== What you will do ==
All lines featuring the string "color" are to be listed.

== Data entries ==
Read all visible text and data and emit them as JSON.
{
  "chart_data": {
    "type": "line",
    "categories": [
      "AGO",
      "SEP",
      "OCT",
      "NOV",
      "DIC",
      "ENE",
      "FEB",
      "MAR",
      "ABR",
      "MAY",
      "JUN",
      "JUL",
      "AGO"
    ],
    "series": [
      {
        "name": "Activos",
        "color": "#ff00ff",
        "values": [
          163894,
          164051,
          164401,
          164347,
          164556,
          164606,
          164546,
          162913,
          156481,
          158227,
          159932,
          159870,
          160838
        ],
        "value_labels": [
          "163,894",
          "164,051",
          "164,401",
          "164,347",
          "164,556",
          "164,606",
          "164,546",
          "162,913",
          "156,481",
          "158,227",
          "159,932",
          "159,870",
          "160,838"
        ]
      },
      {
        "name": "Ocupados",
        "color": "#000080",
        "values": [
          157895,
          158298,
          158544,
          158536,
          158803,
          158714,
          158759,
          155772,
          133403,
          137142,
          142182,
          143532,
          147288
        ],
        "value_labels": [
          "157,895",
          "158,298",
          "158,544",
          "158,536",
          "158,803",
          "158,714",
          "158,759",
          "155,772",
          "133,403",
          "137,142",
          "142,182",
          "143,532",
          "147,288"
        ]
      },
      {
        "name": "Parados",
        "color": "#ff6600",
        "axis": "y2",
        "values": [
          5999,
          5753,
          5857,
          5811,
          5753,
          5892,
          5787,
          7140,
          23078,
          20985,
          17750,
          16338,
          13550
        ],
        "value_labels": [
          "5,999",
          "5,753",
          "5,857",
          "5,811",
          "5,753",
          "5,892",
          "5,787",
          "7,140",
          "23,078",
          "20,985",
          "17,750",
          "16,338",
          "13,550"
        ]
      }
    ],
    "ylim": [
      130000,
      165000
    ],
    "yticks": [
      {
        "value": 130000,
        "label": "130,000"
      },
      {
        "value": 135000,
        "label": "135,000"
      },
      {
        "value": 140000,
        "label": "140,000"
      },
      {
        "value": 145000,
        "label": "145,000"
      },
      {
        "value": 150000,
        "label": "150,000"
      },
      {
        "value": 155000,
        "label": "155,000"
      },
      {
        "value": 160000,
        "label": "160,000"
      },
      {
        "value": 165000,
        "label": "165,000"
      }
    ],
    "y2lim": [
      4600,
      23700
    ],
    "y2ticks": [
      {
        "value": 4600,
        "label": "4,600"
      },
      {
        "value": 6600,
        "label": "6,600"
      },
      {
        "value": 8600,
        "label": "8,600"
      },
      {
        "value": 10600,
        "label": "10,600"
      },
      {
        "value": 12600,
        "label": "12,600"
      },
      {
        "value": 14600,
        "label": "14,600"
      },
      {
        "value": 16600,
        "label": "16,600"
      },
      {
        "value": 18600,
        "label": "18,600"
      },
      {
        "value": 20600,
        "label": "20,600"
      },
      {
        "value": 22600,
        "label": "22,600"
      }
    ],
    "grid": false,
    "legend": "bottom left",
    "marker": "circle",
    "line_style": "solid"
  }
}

== Finished answer ==
        "color": "#ff00ff",
        "color": "#000080",
        "color": "#ff6600",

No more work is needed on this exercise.